# REQUIRED TASK:
Each record below should be output verbatim, without pictures.

(Lines of data)
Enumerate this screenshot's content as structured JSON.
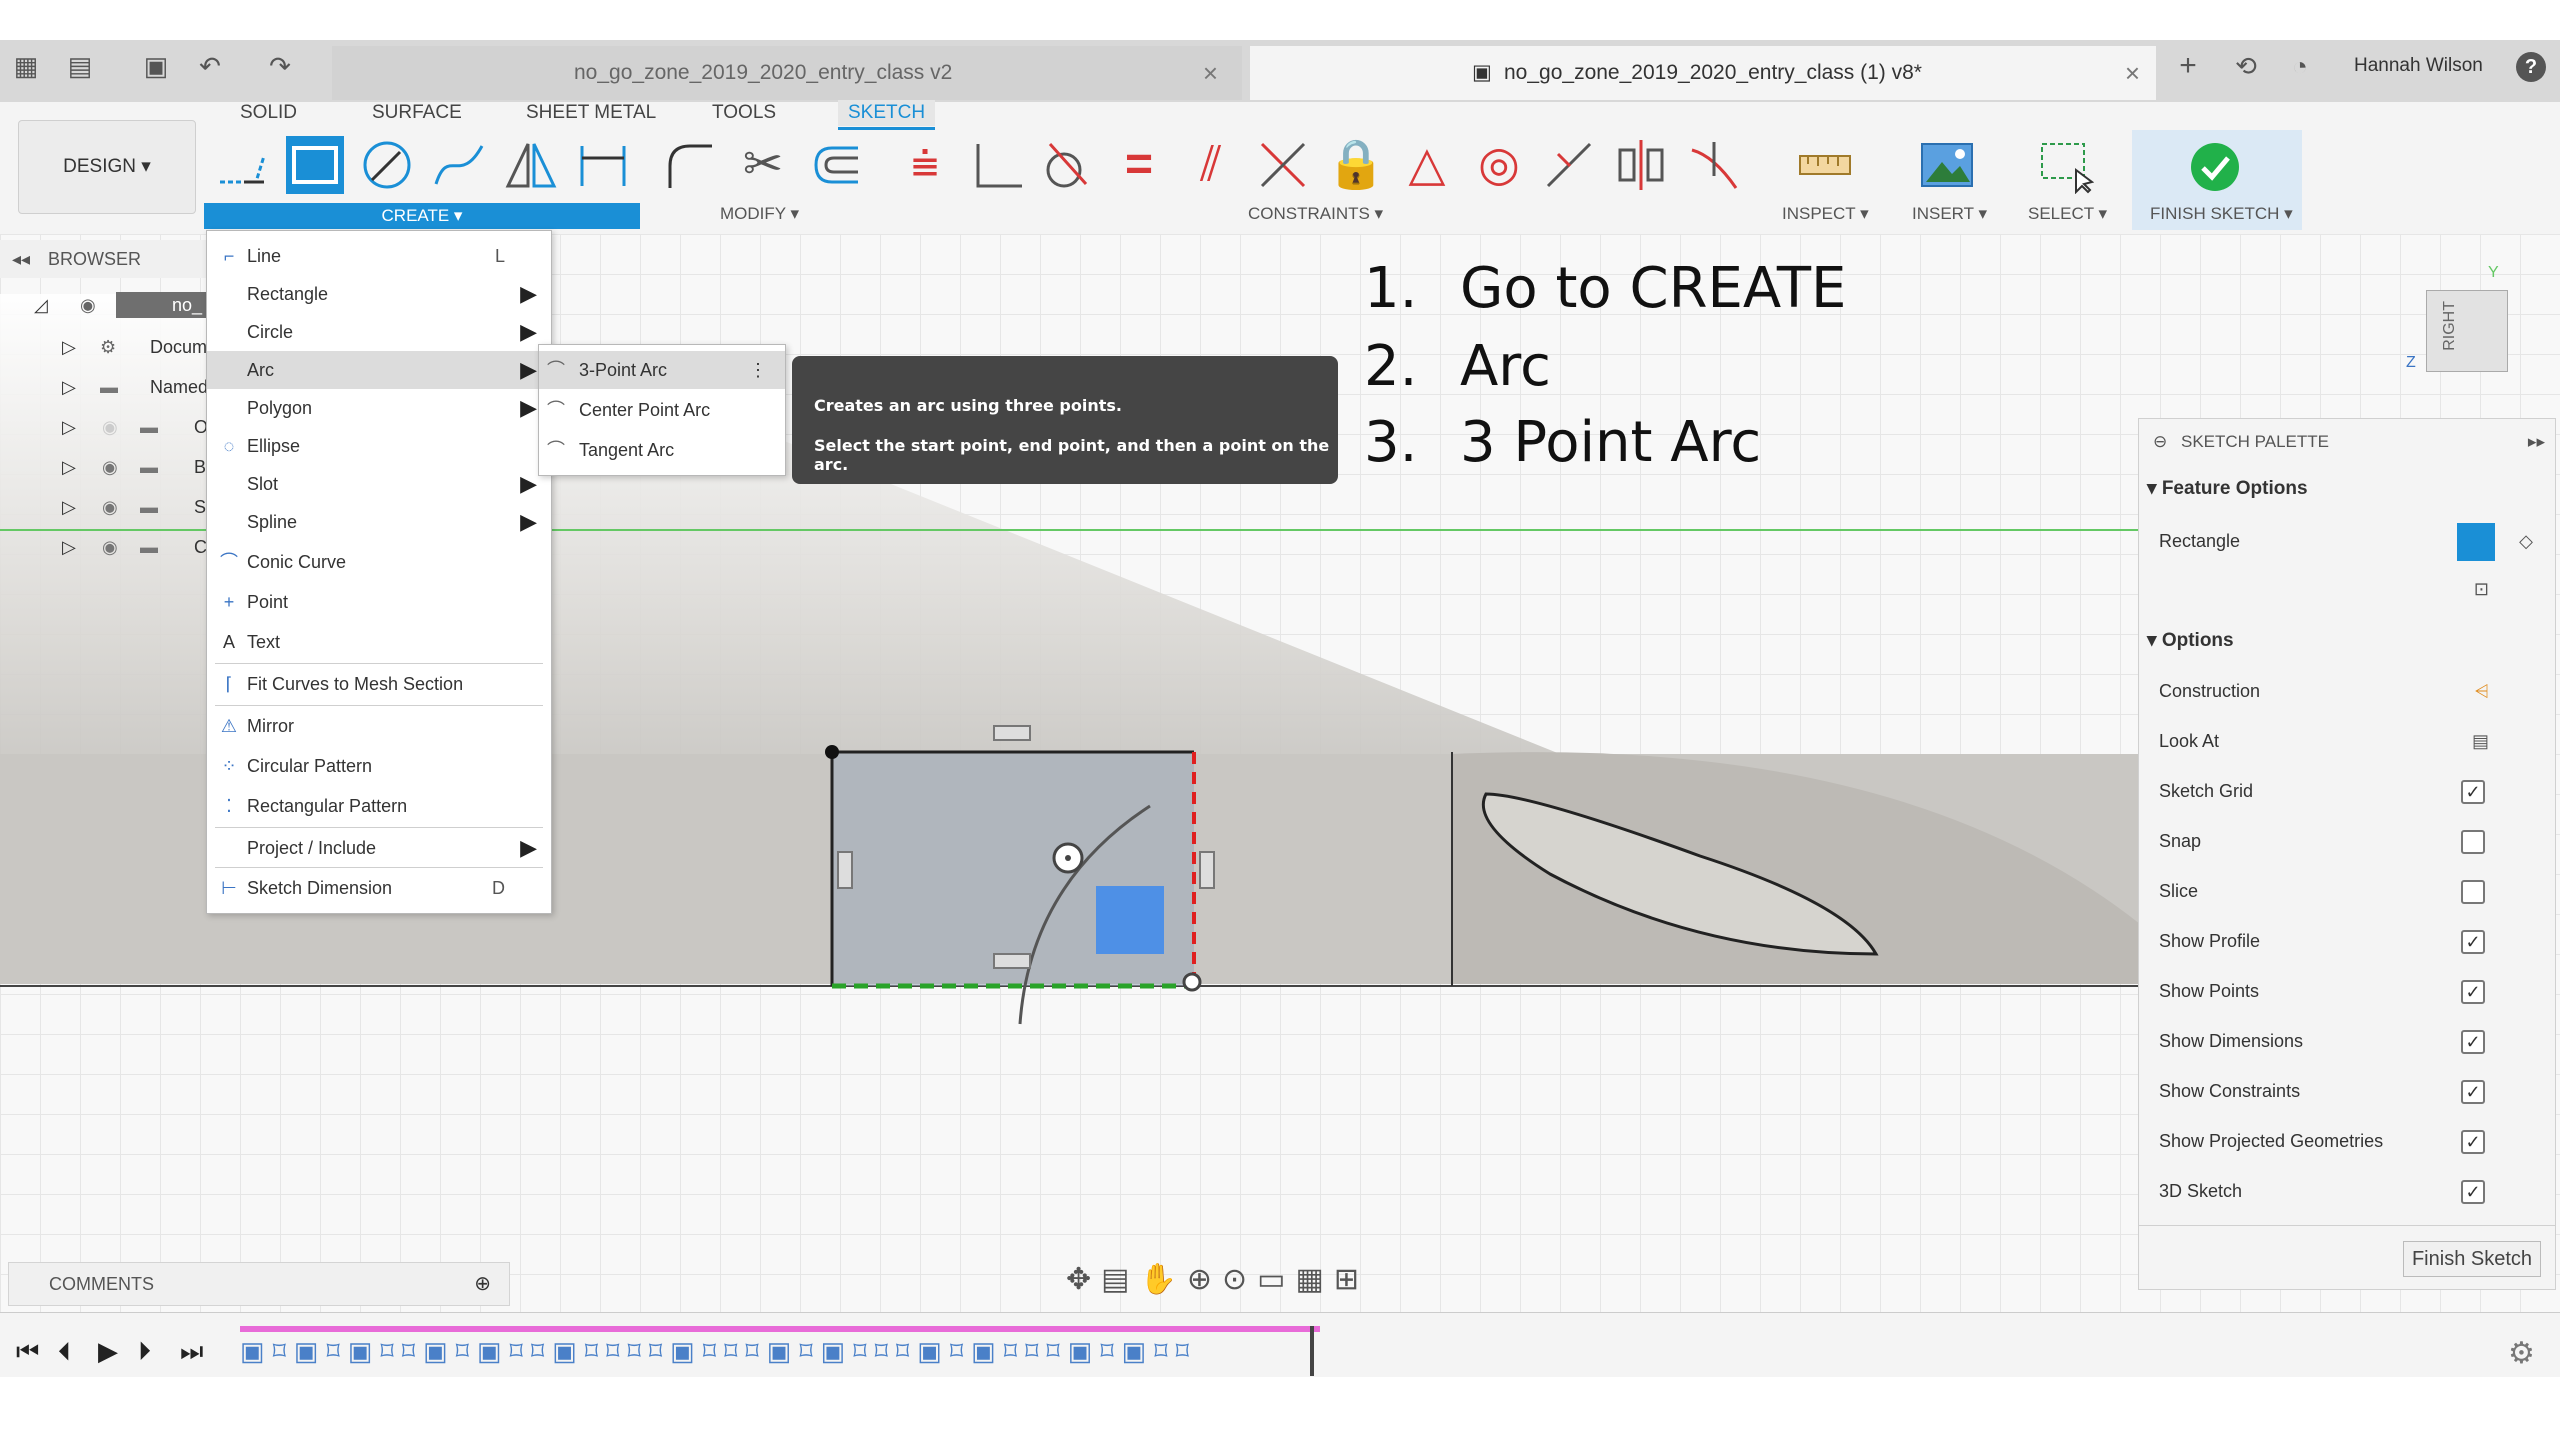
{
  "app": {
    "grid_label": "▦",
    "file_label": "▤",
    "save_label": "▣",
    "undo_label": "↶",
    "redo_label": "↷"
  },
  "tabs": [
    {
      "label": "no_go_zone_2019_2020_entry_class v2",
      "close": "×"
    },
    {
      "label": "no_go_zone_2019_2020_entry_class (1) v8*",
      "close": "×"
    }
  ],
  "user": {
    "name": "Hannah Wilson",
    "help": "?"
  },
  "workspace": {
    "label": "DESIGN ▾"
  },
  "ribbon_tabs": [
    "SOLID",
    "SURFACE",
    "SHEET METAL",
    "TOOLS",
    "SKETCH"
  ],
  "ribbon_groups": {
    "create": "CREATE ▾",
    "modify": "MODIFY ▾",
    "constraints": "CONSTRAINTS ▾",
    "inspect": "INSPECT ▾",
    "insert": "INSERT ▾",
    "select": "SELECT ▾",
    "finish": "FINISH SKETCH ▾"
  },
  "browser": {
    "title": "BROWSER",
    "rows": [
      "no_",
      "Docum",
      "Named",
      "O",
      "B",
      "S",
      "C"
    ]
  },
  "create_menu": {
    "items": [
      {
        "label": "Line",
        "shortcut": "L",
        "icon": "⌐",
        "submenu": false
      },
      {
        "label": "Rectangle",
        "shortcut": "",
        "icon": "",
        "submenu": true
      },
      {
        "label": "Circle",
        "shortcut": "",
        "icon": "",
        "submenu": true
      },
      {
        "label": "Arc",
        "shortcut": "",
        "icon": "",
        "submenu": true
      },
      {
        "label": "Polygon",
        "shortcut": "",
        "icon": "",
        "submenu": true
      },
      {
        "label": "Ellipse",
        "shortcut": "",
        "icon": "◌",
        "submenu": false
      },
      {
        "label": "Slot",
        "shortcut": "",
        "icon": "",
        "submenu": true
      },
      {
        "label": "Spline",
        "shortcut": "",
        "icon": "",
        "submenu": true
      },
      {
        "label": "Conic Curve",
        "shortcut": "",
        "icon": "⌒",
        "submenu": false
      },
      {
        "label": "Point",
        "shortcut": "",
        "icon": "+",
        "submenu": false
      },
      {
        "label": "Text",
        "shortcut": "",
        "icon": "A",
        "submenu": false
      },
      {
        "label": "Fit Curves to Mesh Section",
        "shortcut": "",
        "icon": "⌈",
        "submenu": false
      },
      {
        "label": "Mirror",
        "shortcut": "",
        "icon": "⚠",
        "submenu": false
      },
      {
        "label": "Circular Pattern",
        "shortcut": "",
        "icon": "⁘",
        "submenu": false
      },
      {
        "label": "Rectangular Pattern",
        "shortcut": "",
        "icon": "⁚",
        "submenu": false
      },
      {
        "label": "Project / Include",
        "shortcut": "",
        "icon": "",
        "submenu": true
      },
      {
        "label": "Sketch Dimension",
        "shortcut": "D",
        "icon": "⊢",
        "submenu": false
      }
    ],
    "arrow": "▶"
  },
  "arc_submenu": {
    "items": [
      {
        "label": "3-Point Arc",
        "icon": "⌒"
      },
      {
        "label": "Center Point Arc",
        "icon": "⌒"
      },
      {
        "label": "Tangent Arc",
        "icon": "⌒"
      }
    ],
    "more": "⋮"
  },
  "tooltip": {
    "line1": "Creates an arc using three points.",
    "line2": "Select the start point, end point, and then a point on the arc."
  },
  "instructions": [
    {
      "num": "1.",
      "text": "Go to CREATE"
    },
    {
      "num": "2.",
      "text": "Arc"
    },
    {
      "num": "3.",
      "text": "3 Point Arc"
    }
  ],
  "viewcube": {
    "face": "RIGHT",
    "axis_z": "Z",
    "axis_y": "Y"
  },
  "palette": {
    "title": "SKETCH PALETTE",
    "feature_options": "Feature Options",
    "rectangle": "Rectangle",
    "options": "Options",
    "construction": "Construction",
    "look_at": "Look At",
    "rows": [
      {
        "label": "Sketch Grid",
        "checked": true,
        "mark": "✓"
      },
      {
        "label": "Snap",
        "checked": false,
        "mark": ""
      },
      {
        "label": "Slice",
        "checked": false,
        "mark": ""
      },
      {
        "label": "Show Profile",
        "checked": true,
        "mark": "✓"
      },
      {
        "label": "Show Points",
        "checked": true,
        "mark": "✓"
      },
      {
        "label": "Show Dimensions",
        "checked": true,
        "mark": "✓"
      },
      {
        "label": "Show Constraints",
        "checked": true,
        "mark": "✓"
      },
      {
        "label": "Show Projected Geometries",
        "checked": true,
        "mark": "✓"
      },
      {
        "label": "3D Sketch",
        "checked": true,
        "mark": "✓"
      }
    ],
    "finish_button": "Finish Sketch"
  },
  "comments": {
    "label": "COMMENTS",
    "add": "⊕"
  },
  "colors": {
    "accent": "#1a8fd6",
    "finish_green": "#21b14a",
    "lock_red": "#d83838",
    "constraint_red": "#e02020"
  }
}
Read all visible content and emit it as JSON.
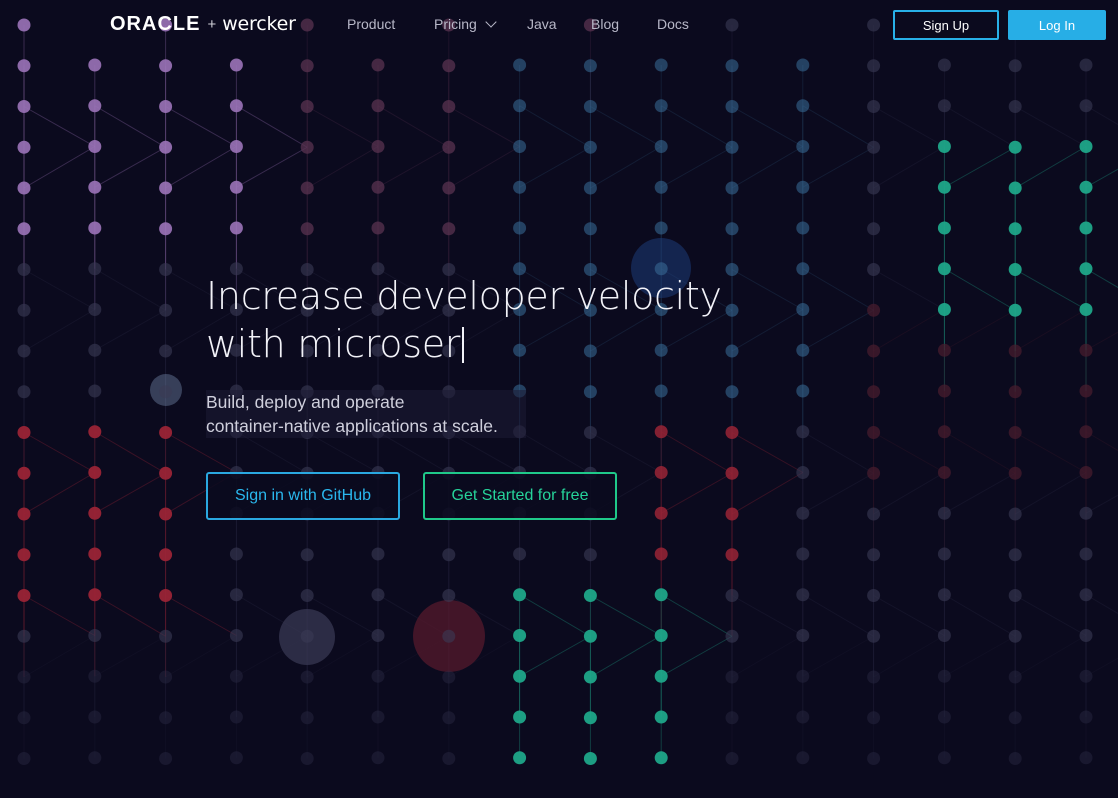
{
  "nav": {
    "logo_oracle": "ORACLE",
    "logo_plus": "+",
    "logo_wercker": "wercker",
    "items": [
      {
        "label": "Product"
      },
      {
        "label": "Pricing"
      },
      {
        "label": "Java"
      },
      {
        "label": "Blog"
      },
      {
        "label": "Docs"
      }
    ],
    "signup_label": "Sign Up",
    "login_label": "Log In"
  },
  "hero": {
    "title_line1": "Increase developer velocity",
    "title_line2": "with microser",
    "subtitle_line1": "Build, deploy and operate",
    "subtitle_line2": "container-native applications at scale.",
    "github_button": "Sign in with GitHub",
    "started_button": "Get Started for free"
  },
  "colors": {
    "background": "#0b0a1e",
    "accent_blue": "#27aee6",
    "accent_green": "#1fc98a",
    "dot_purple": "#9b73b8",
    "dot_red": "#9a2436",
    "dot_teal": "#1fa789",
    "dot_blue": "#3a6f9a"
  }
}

# FINISHED TASK:
Enumerate this screenshot's content as structured JSON.
{
  "app": {
    "grid_label": "▦",
    "file_label": "▤",
    "save_label": "▣",
    "undo_label": "↶",
    "redo_label": "↷"
  },
  "tabs": [
    {
      "label": "no_go_zone_2019_2020_entry_class v2",
      "close": "×"
    },
    {
      "label": "no_go_zone_2019_2020_entry_class (1) v8*",
      "close": "×"
    }
  ],
  "user": {
    "name": "Hannah Wilson",
    "help": "?"
  },
  "workspace": {
    "label": "DESIGN ▾"
  },
  "ribbon_tabs": [
    "SOLID",
    "SURFACE",
    "SHEET METAL",
    "TOOLS",
    "SKETCH"
  ],
  "ribbon_groups": {
    "create": "CREATE ▾",
    "modify": "MODIFY ▾",
    "constraints": "CONSTRAINTS ▾",
    "inspect": "INSPECT ▾",
    "insert": "INSERT ▾",
    "select": "SELECT ▾",
    "finish": "FINISH SKETCH ▾"
  },
  "browser": {
    "title": "BROWSER",
    "rows": [
      "no_",
      "Docum",
      "Named",
      "O",
      "B",
      "S",
      "C"
    ]
  },
  "create_menu": {
    "items": [
      {
        "label": "Line",
        "shortcut": "L",
        "icon": "⌐",
        "submenu": false
      },
      {
        "label": "Rectangle",
        "shortcut": "",
        "icon": "",
        "submenu": true
      },
      {
        "label": "Circle",
        "shortcut": "",
        "icon": "",
        "submenu": true
      },
      {
        "label": "Arc",
        "shortcut": "",
        "icon": "",
        "submenu": true
      },
      {
        "label": "Polygon",
        "shortcut": "",
        "icon": "",
        "submenu": true
      },
      {
        "label": "Ellipse",
        "shortcut": "",
        "icon": "◌",
        "submenu": false
      },
      {
        "label": "Slot",
        "shortcut": "",
        "icon": "",
        "submenu": true
      },
      {
        "label": "Spline",
        "shortcut": "",
        "icon": "",
        "submenu": true
      },
      {
        "label": "Conic Curve",
        "shortcut": "",
        "icon": "⌒",
        "submenu": false
      },
      {
        "label": "Point",
        "shortcut": "",
        "icon": "+",
        "submenu": false
      },
      {
        "label": "Text",
        "shortcut": "",
        "icon": "A",
        "submenu": false
      },
      {
        "label": "Fit Curves to Mesh Section",
        "shortcut": "",
        "icon": "⌈",
        "submenu": false
      },
      {
        "label": "Mirror",
        "shortcut": "",
        "icon": "⚠",
        "submenu": false
      },
      {
        "label": "Circular Pattern",
        "shortcut": "",
        "icon": "⁘",
        "submenu": false
      },
      {
        "label": "Rectangular Pattern",
        "shortcut": "",
        "icon": "⁚",
        "submenu": false
      },
      {
        "label": "Project / Include",
        "shortcut": "",
        "icon": "",
        "submenu": true
      },
      {
        "label": "Sketch Dimension",
        "shortcut": "D",
        "icon": "⊢",
        "submenu": false
      }
    ],
    "arrow": "▶"
  },
  "arc_submenu": {
    "items": [
      {
        "label": "3-Point Arc",
        "icon": "⌒"
      },
      {
        "label": "Center Point Arc",
        "icon": "⌒"
      },
      {
        "label": "Tangent Arc",
        "icon": "⌒"
      }
    ],
    "more": "⋮"
  },
  "tooltip": {
    "line1": "Creates an arc using three points.",
    "line2": "Select the start point, end point, and then a point on the arc."
  },
  "instructions": [
    {
      "num": "1.",
      "text": "Go to CREATE"
    },
    {
      "num": "2.",
      "text": "Arc"
    },
    {
      "num": "3.",
      "text": "3 Point Arc"
    }
  ],
  "viewcube": {
    "face": "RIGHT",
    "axis_z": "Z",
    "axis_y": "Y"
  },
  "palette": {
    "title": "SKETCH PALETTE",
    "feature_options": "Feature Options",
    "rectangle": "Rectangle",
    "options": "Options",
    "construction": "Construction",
    "look_at": "Look At",
    "rows": [
      {
        "label": "Sketch Grid",
        "checked": true,
        "mark": "✓"
      },
      {
        "label": "Snap",
        "checked": false,
        "mark": ""
      },
      {
        "label": "Slice",
        "checked": false,
        "mark": ""
      },
      {
        "label": "Show Profile",
        "checked": true,
        "mark": "✓"
      },
      {
        "label": "Show Points",
        "checked": true,
        "mark": "✓"
      },
      {
        "label": "Show Dimensions",
        "checked": true,
        "mark": "✓"
      },
      {
        "label": "Show Constraints",
        "checked": true,
        "mark": "✓"
      },
      {
        "label": "Show Projected Geometries",
        "checked": true,
        "mark": "✓"
      },
      {
        "label": "3D Sketch",
        "checked": true,
        "mark": "✓"
      }
    ],
    "finish_button": "Finish Sketch"
  },
  "comments": {
    "label": "COMMENTS",
    "add": "⊕"
  },
  "colors": {
    "accent": "#1a8fd6",
    "finish_green": "#21b14a",
    "lock_red": "#d83838",
    "constraint_red": "#e02020"
  }
}
Read all visible content and emit it as JSON.
{
  "nav": {
    "logo_oracle": "ORACLE",
    "logo_plus": "+",
    "logo_wercker": "wercker",
    "items": [
      {
        "label": "Product"
      },
      {
        "label": "Pricing"
      },
      {
        "label": "Java"
      },
      {
        "label": "Blog"
      },
      {
        "label": "Docs"
      }
    ],
    "signup_label": "Sign Up",
    "login_label": "Log In"
  },
  "hero": {
    "title_line1": "Increase developer velocity",
    "title_line2": "with microser",
    "subtitle_line1": "Build, deploy and operate",
    "subtitle_line2": "container-native applications at scale.",
    "github_button": "Sign in with GitHub",
    "started_button": "Get Started for free"
  },
  "colors": {
    "background": "#0b0a1e",
    "accent_blue": "#27aee6",
    "accent_green": "#1fc98a",
    "dot_purple": "#9b73b8",
    "dot_red": "#9a2436",
    "dot_teal": "#1fa789",
    "dot_blue": "#3a6f9a"
  }
}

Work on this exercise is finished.